■ **EXERCISE BRIEF**
Each line that contains the string "Рубановка" counts once; report how many such lines appear in the data, as a number only.

>>>>>

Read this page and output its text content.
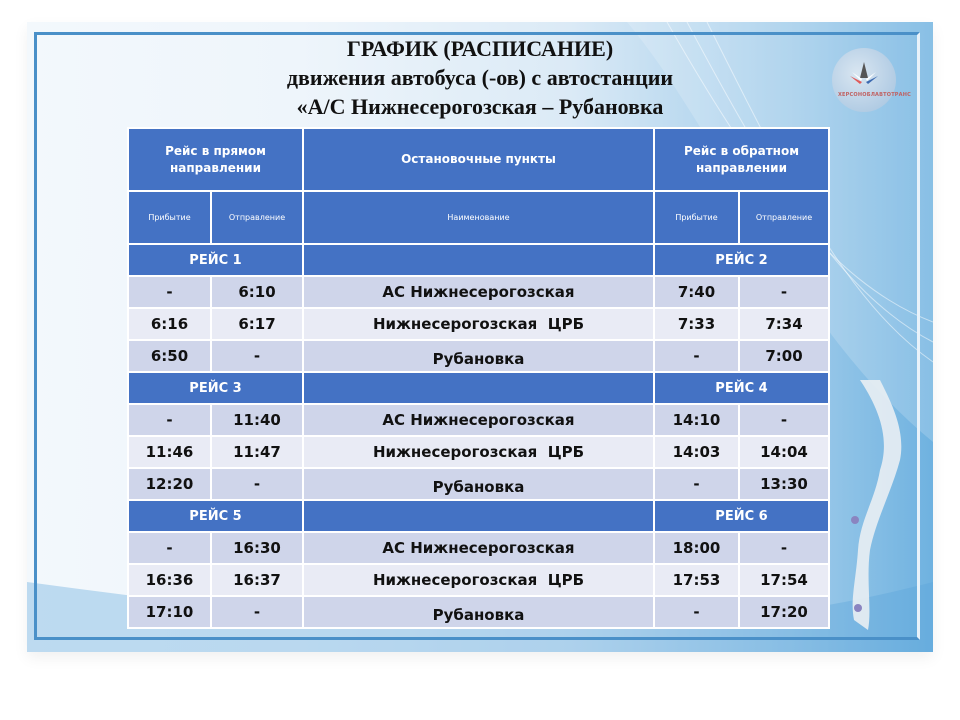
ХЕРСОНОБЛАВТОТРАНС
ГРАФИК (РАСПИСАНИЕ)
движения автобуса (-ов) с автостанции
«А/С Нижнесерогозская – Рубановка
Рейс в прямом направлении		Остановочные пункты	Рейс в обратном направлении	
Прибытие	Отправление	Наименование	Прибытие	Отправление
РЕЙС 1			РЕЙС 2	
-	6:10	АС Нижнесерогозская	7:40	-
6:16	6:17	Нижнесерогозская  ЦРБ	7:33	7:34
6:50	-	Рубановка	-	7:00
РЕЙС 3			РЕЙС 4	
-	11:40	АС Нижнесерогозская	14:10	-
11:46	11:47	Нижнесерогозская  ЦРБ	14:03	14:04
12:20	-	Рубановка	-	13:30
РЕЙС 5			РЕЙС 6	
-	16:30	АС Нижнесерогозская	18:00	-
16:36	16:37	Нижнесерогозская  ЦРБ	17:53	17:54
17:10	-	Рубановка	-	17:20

<<<<<
>>>>>

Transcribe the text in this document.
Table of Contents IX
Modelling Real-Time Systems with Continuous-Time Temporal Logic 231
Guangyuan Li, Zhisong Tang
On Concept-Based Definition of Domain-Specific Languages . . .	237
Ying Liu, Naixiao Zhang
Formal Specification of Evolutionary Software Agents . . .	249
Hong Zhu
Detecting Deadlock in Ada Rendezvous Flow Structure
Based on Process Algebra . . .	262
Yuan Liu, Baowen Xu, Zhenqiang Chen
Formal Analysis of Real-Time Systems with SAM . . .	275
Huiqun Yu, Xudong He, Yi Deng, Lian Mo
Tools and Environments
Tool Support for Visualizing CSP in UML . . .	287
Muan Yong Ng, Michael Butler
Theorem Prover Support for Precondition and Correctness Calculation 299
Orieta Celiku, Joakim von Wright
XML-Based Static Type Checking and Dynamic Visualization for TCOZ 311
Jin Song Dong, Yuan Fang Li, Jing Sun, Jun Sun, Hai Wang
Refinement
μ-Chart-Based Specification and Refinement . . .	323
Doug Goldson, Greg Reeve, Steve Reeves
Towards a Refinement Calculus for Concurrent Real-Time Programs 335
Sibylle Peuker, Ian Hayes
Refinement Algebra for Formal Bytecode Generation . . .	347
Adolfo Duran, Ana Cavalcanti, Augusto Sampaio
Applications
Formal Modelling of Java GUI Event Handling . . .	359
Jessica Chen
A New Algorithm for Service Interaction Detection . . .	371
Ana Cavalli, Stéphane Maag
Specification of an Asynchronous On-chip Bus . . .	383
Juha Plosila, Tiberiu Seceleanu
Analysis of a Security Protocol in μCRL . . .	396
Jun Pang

<<<<<
>>>>>

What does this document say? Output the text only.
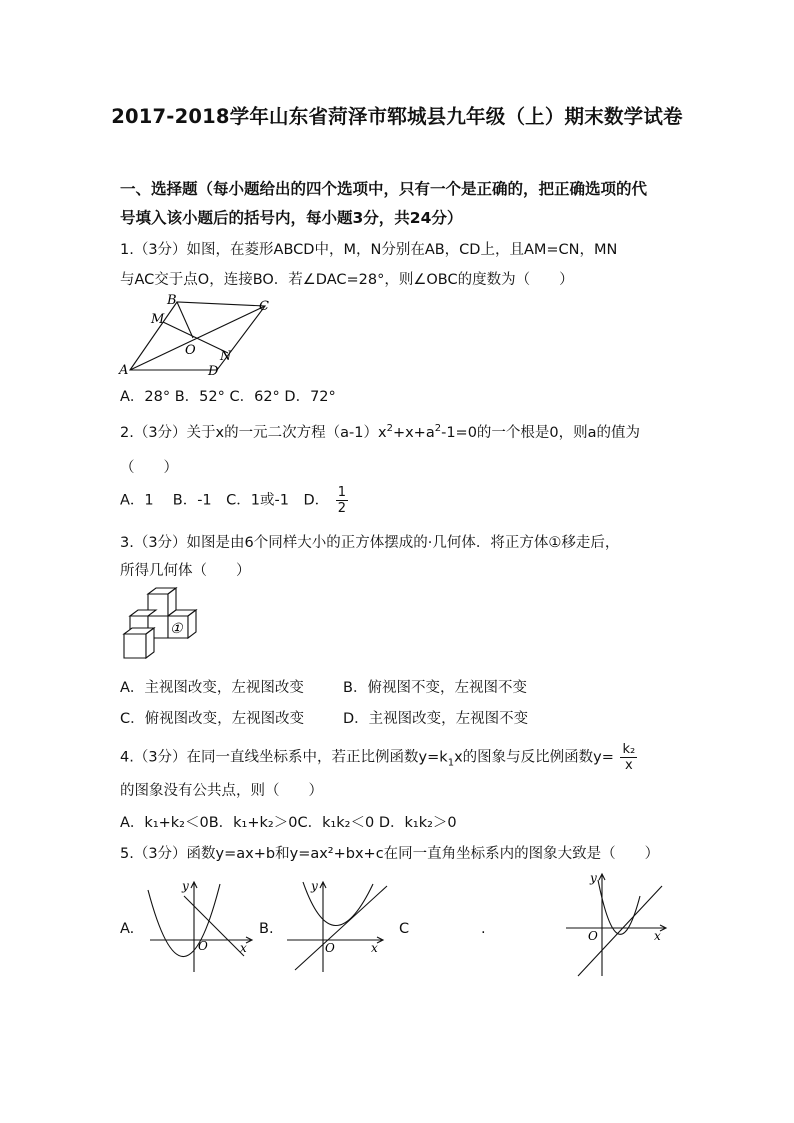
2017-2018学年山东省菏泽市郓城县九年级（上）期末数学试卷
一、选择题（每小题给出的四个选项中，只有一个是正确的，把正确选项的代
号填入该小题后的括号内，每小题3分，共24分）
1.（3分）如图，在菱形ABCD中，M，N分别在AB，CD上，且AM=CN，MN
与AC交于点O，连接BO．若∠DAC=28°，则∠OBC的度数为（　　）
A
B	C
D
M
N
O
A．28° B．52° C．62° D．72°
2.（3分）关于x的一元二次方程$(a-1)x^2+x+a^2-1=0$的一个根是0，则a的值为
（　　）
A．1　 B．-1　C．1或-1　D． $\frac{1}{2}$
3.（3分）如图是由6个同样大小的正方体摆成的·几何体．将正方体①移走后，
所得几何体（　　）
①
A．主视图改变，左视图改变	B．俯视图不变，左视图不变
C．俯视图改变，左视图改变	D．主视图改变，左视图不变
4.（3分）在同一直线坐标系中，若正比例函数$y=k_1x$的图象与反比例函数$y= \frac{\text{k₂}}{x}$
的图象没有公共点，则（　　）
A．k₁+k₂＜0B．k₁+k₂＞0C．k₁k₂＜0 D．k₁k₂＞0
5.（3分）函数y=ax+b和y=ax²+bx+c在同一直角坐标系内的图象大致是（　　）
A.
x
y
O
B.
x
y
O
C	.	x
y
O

<<<<<

■ **TASK SOLUTION**
4